## [Task]
Select the lines below containing the word "Harmonic".
--- start Record extracts ---
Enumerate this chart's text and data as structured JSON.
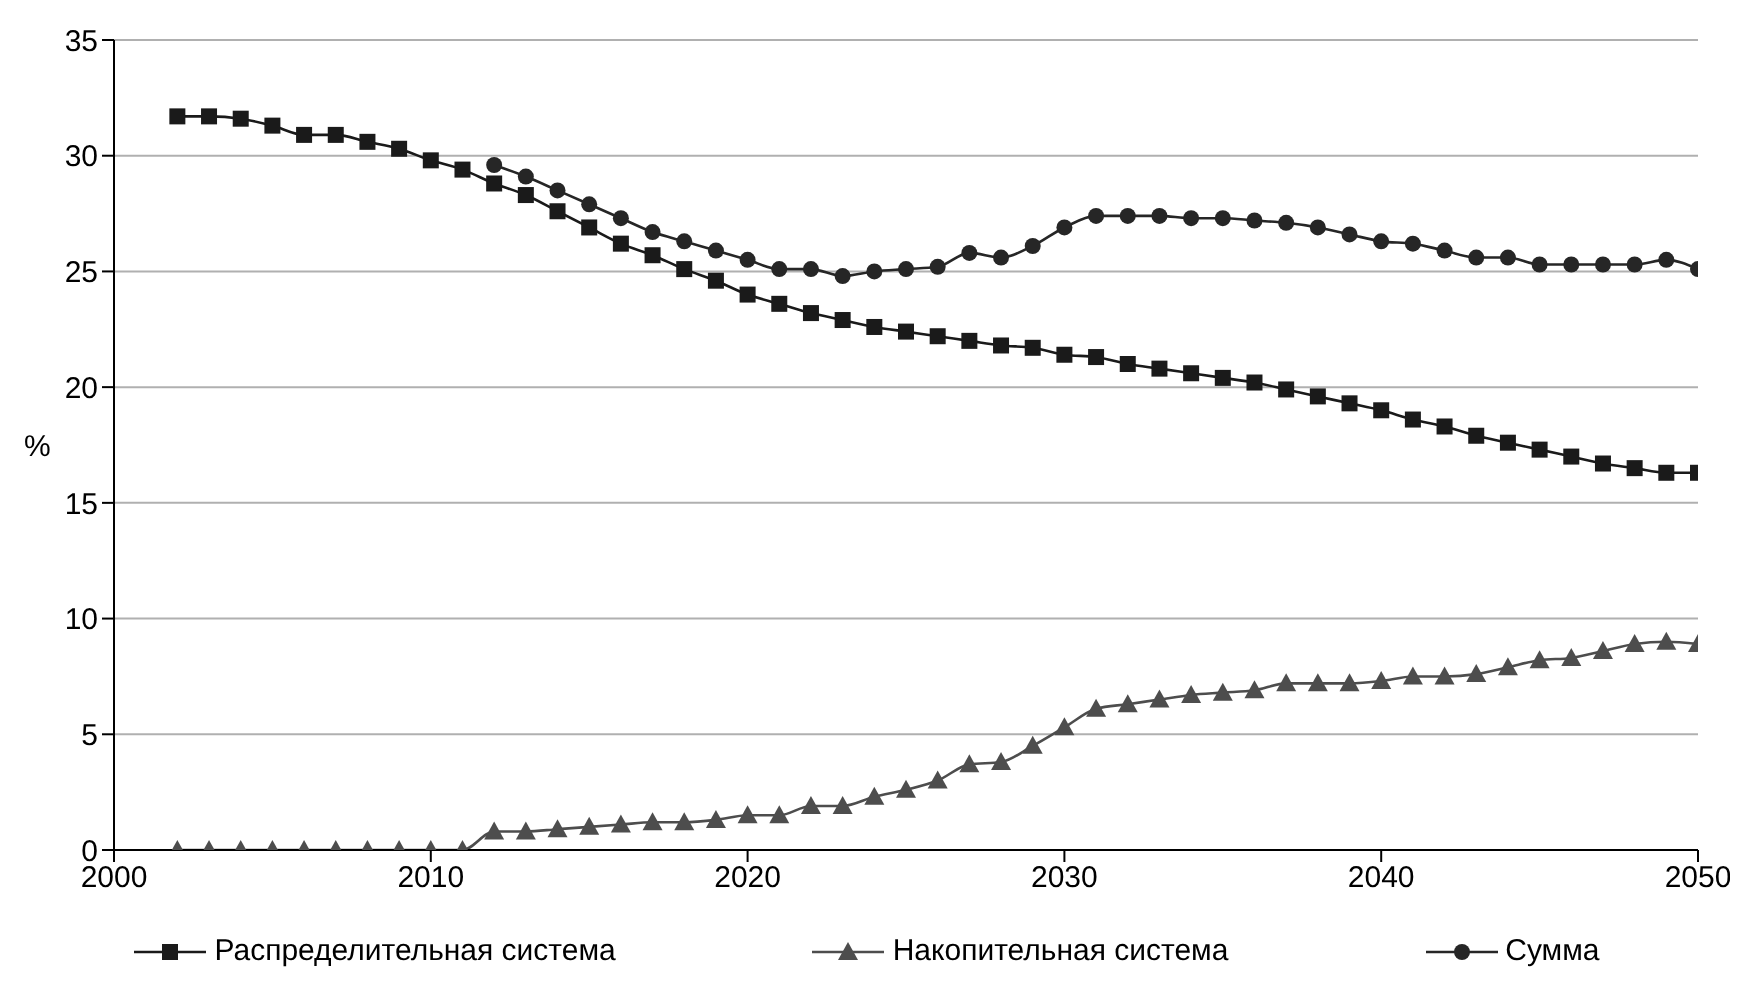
{
  "chart_data": {
    "type": "line",
    "ylabel": "%",
    "x": [
      2002,
      2003,
      2004,
      2005,
      2006,
      2007,
      2008,
      2009,
      2010,
      2011,
      2012,
      2013,
      2014,
      2015,
      2016,
      2017,
      2018,
      2019,
      2020,
      2021,
      2022,
      2023,
      2024,
      2025,
      2026,
      2027,
      2028,
      2029,
      2030,
      2031,
      2032,
      2033,
      2034,
      2035,
      2036,
      2037,
      2038,
      2039,
      2040,
      2041,
      2042,
      2043,
      2044,
      2045,
      2046,
      2047,
      2048,
      2049,
      2050
    ],
    "series": [
      {
        "name": "Распределительная система",
        "color": "#1a1a1a",
        "marker": "square",
        "values": [
          31.7,
          31.7,
          31.6,
          31.3,
          30.9,
          30.9,
          30.6,
          30.3,
          29.8,
          29.4,
          28.8,
          28.3,
          27.6,
          26.9,
          26.2,
          25.7,
          25.1,
          24.6,
          24.0,
          23.6,
          23.2,
          22.9,
          22.6,
          22.4,
          22.2,
          22.0,
          21.8,
          21.7,
          21.4,
          21.3,
          21.0,
          20.8,
          20.6,
          20.4,
          20.2,
          19.9,
          19.6,
          19.3,
          19.0,
          18.6,
          18.3,
          17.9,
          17.6,
          17.3,
          17.0,
          16.7,
          16.5,
          16.3,
          16.3
        ]
      },
      {
        "name": "Накопительная система",
        "color": "#4d4d4d",
        "marker": "triangle",
        "values": [
          0,
          0,
          0,
          0,
          0,
          0,
          0,
          0,
          0,
          0,
          0.8,
          0.8,
          0.9,
          1.0,
          1.1,
          1.2,
          1.2,
          1.3,
          1.5,
          1.5,
          1.9,
          1.9,
          2.3,
          2.6,
          3.0,
          3.7,
          3.8,
          4.5,
          5.3,
          6.1,
          6.3,
          6.5,
          6.7,
          6.8,
          6.9,
          7.2,
          7.2,
          7.2,
          7.3,
          7.5,
          7.5,
          7.6,
          7.9,
          8.2,
          8.3,
          8.6,
          8.9,
          9.0,
          8.9
        ]
      },
      {
        "name": "Сумма",
        "color": "#262626",
        "marker": "circle",
        "values": [
          null,
          null,
          null,
          null,
          null,
          null,
          null,
          null,
          null,
          null,
          29.6,
          29.1,
          28.5,
          27.9,
          27.3,
          26.7,
          26.3,
          25.9,
          25.5,
          25.1,
          25.1,
          24.8,
          25.0,
          25.1,
          25.2,
          25.8,
          25.6,
          26.1,
          26.9,
          27.4,
          27.4,
          27.4,
          27.3,
          27.3,
          27.2,
          27.1,
          26.9,
          26.6,
          26.3,
          26.2,
          25.9,
          25.6,
          25.6,
          25.3,
          25.3,
          25.3,
          25.3,
          25.5,
          25.1
        ]
      }
    ],
    "xlim": [
      2000,
      2050
    ],
    "xticks": [
      2000,
      2010,
      2020,
      2030,
      2040,
      2050
    ],
    "ylim": [
      0,
      35
    ],
    "yticks": [
      0,
      5,
      10,
      15,
      20,
      25,
      30,
      35
    ],
    "grid": "y",
    "legend": "bottom"
  }
}
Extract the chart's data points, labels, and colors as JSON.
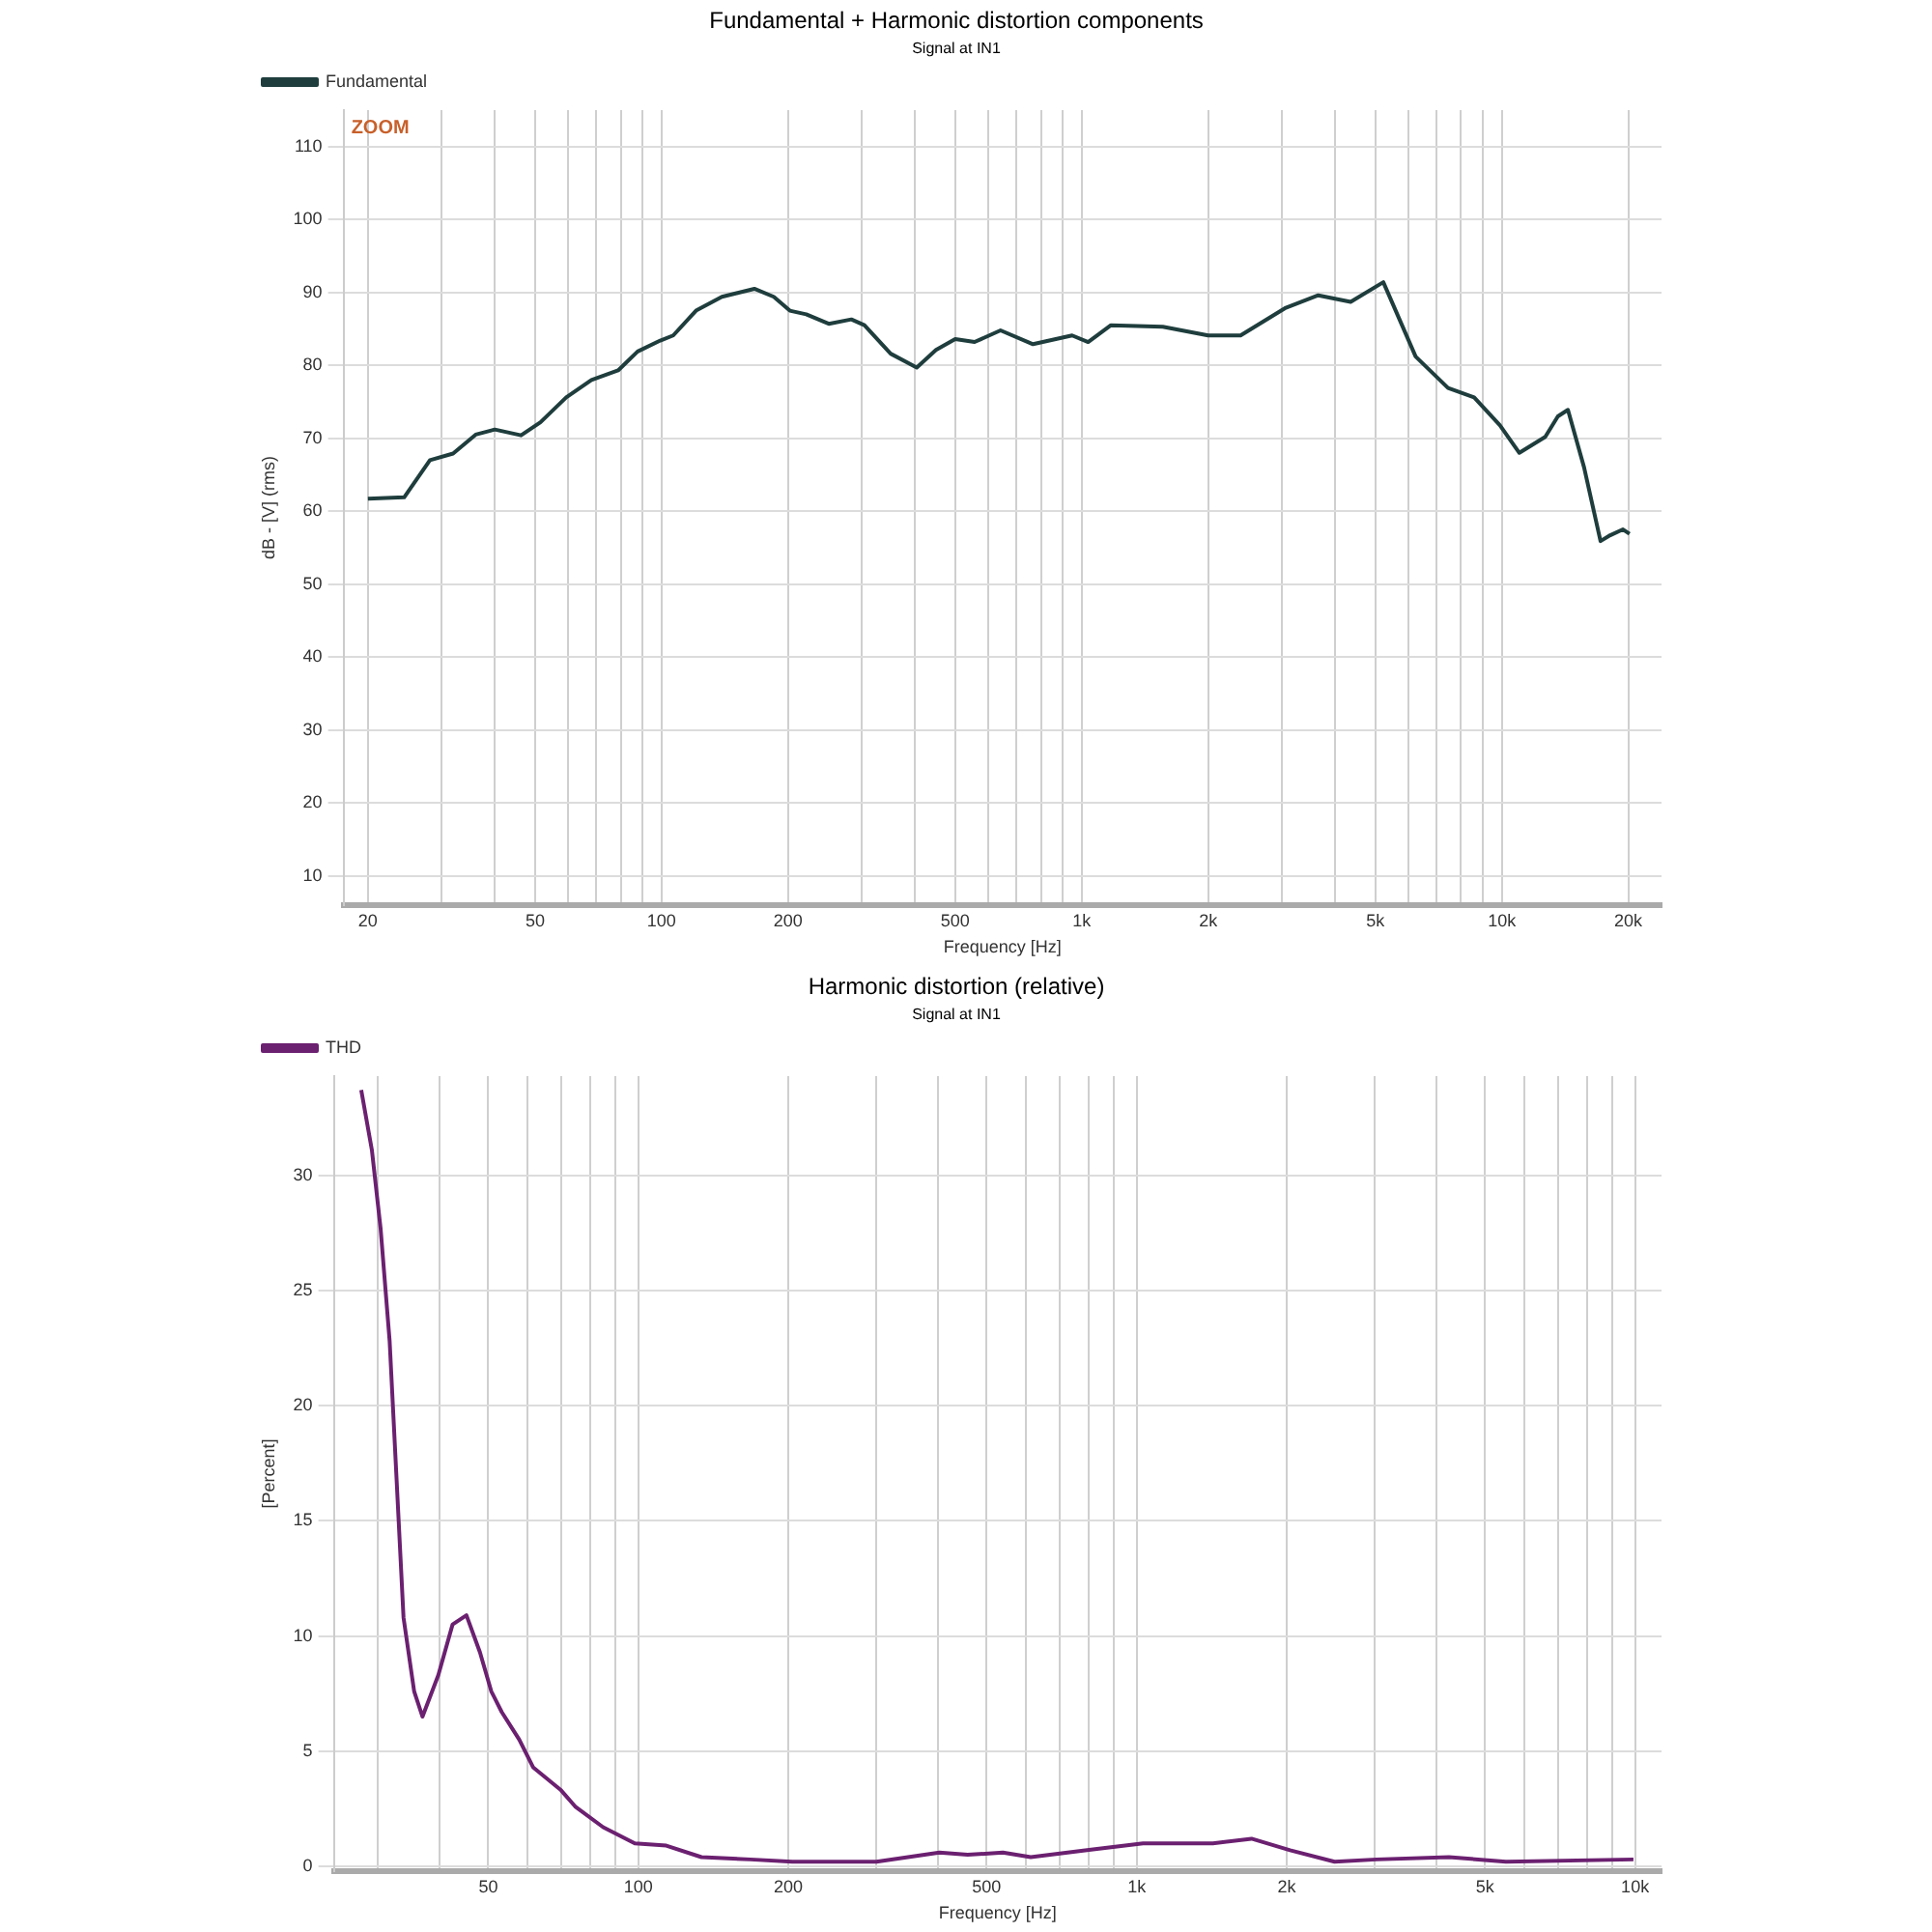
{
  "chart_data": [
    {
      "type": "line",
      "title": "Fundamental + Harmonic distortion components",
      "subtitle": "Signal at IN1",
      "xlabel": "Frequency [Hz]",
      "ylabel": "dB - [V] (rms)",
      "annotations": [
        "ZOOM"
      ],
      "log": "x",
      "grid": true,
      "legend": "top left",
      "marker": "none",
      "line_style": "solid",
      "xlim": [
        17.5,
        24000
      ],
      "ylim": [
        6,
        115
      ],
      "xticks": [
        {
          "value": 20,
          "label": "20"
        },
        {
          "value": 30,
          "label": null
        },
        {
          "value": 40,
          "label": null
        },
        {
          "value": 50,
          "label": "50"
        },
        {
          "value": 60,
          "label": null
        },
        {
          "value": 70,
          "label": null
        },
        {
          "value": 80,
          "label": null
        },
        {
          "value": 90,
          "label": null
        },
        {
          "value": 100,
          "label": "100"
        },
        {
          "value": 200,
          "label": "200"
        },
        {
          "value": 300,
          "label": null
        },
        {
          "value": 400,
          "label": null
        },
        {
          "value": 500,
          "label": "500"
        },
        {
          "value": 600,
          "label": null
        },
        {
          "value": 700,
          "label": null
        },
        {
          "value": 800,
          "label": null
        },
        {
          "value": 900,
          "label": null
        },
        {
          "value": 1000,
          "label": "1k"
        },
        {
          "value": 2000,
          "label": "2k"
        },
        {
          "value": 3000,
          "label": null
        },
        {
          "value": 4000,
          "label": null
        },
        {
          "value": 5000,
          "label": "5k"
        },
        {
          "value": 6000,
          "label": null
        },
        {
          "value": 7000,
          "label": null
        },
        {
          "value": 8000,
          "label": null
        },
        {
          "value": 9000,
          "label": null
        },
        {
          "value": 10000,
          "label": "10k"
        },
        {
          "value": 20000,
          "label": "20k"
        }
      ],
      "yticks": [
        10,
        20,
        30,
        40,
        50,
        60,
        70,
        80,
        90,
        100,
        110
      ],
      "series": [
        {
          "name": "Fundamental",
          "color": "#1f3d3d",
          "x": [
            20,
            24.4,
            28.1,
            31.9,
            36.1,
            40.1,
            46.3,
            51.5,
            59.3,
            68.1,
            78.8,
            87.7,
            99.3,
            106.6,
            120.8,
            139.2,
            166.3,
            185,
            202,
            221,
            250,
            283,
            304,
            351,
            405,
            450,
            500,
            556,
            641,
            766,
            949,
            1036,
            1174,
            1560,
            2000,
            2389,
            3063,
            3657,
            4368,
            5224,
            6237,
            7448,
            8594,
            9893,
            11010,
            12690,
            13600,
            14370,
            15700,
            17180,
            18120,
            19430,
            20140
          ],
          "values": [
            61.7,
            61.9,
            67,
            67.9,
            70.5,
            71.2,
            70.4,
            72.2,
            75.6,
            78,
            79.3,
            81.9,
            83.4,
            84.1,
            87.5,
            89.4,
            90.5,
            89.4,
            87.5,
            87,
            85.7,
            86.3,
            85.5,
            81.6,
            79.7,
            82.1,
            83.6,
            83.2,
            84.8,
            82.9,
            84.1,
            83.2,
            85.5,
            85.3,
            84.1,
            84.1,
            87.9,
            89.6,
            88.7,
            91.4,
            81.2,
            76.9,
            75.6,
            71.8,
            68,
            70.2,
            73,
            73.9,
            66,
            55.9,
            56.7,
            57.5,
            56.9
          ]
        }
      ]
    },
    {
      "type": "line",
      "title": "Harmonic distortion (relative)",
      "subtitle": "Signal at IN1",
      "xlabel": "Frequency [Hz]",
      "ylabel": "[Percent]",
      "log": "x",
      "grid": true,
      "legend": "top left",
      "marker": "none",
      "line_style": "solid",
      "xlim": [
        24.5,
        11300
      ],
      "ylim": [
        -0.2,
        34.3
      ],
      "xticks": [
        {
          "value": 30,
          "label": null
        },
        {
          "value": 40,
          "label": null
        },
        {
          "value": 50,
          "label": "50"
        },
        {
          "value": 60,
          "label": null
        },
        {
          "value": 70,
          "label": null
        },
        {
          "value": 80,
          "label": null
        },
        {
          "value": 90,
          "label": null
        },
        {
          "value": 100,
          "label": "100"
        },
        {
          "value": 200,
          "label": "200"
        },
        {
          "value": 300,
          "label": null
        },
        {
          "value": 400,
          "label": null
        },
        {
          "value": 500,
          "label": "500"
        },
        {
          "value": 600,
          "label": null
        },
        {
          "value": 700,
          "label": null
        },
        {
          "value": 800,
          "label": null
        },
        {
          "value": 900,
          "label": null
        },
        {
          "value": 1000,
          "label": "1k"
        },
        {
          "value": 2000,
          "label": "2k"
        },
        {
          "value": 3000,
          "label": null
        },
        {
          "value": 4000,
          "label": null
        },
        {
          "value": 5000,
          "label": "5k"
        },
        {
          "value": 6000,
          "label": null
        },
        {
          "value": 7000,
          "label": null
        },
        {
          "value": 8000,
          "label": null
        },
        {
          "value": 9000,
          "label": null
        },
        {
          "value": 10000,
          "label": "10k"
        }
      ],
      "yticks": [
        0,
        5,
        10,
        15,
        20,
        25,
        30
      ],
      "series": [
        {
          "name": "THD",
          "color": "#6b2070",
          "x": [
            27.8,
            29.2,
            30.4,
            31.7,
            33.8,
            35.5,
            36.9,
            39.7,
            42.4,
            45.2,
            48.1,
            50.7,
            53.2,
            57.7,
            61.5,
            70,
            74.7,
            85,
            98.4,
            113.8,
            133.9,
            167.8,
            203.8,
            300.5,
            402,
            458,
            539,
            613,
            795,
            1030,
            1422,
            1700,
            2032,
            2495,
            3029,
            4233,
            5508,
            9925
          ],
          "values": [
            33.7,
            31.1,
            27.7,
            22.8,
            10.8,
            7.6,
            6.5,
            8.3,
            10.5,
            10.9,
            9.3,
            7.6,
            6.7,
            5.5,
            4.3,
            3.3,
            2.6,
            1.7,
            1,
            0.9,
            0.4,
            0.3,
            0.2,
            0.2,
            0.6,
            0.5,
            0.6,
            0.4,
            0.7,
            1,
            1,
            1.2,
            0.7,
            0.2,
            0.3,
            0.4,
            0.2,
            0.3
          ]
        }
      ]
    }
  ]
}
--- end Record extracts ---
## [Answer to this task]
      "title": "Fundamental + Harmonic distortion components",
      "title": "Harmonic distortion (relative)",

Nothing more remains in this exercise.